• [WRITTEN INSTRUCTION]: For the copy, please give all of the data again exactly and leave the pictures out.

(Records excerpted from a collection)
════════

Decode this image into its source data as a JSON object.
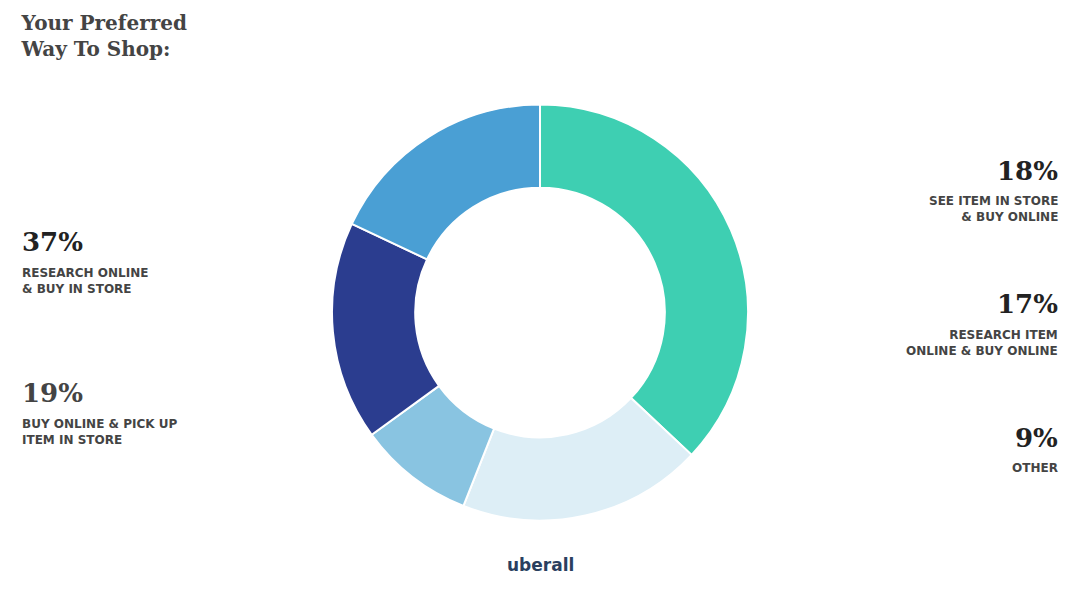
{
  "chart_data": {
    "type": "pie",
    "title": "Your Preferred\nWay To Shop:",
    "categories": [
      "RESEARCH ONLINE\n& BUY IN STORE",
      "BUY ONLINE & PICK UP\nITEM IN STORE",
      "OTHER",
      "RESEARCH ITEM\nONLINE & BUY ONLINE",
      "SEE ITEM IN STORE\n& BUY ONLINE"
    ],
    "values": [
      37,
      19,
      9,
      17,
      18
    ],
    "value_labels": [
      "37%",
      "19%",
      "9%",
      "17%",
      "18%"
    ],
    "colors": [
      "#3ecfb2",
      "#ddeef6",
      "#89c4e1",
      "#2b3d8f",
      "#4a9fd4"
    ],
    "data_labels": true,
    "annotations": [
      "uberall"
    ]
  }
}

════════

• [RESPONSE BELOW]:
Decode this image into its source data as a JSON object.
{
  "chart_data": {
    "type": "pie",
    "title": "Your Preferred\nWay To Shop:",
    "categories": [
      "RESEARCH ONLINE\n& BUY IN STORE",
      "BUY ONLINE & PICK UP\nITEM IN STORE",
      "OTHER",
      "RESEARCH ITEM\nONLINE & BUY ONLINE",
      "SEE ITEM IN STORE\n& BUY ONLINE"
    ],
    "values": [
      37,
      19,
      9,
      17,
      18
    ],
    "value_labels": [
      "37%",
      "19%",
      "9%",
      "17%",
      "18%"
    ],
    "colors": [
      "#3ecfb2",
      "#ddeef6",
      "#89c4e1",
      "#2b3d8f",
      "#4a9fd4"
    ],
    "data_labels": true,
    "annotations": [
      "uberall"
    ]
  }
}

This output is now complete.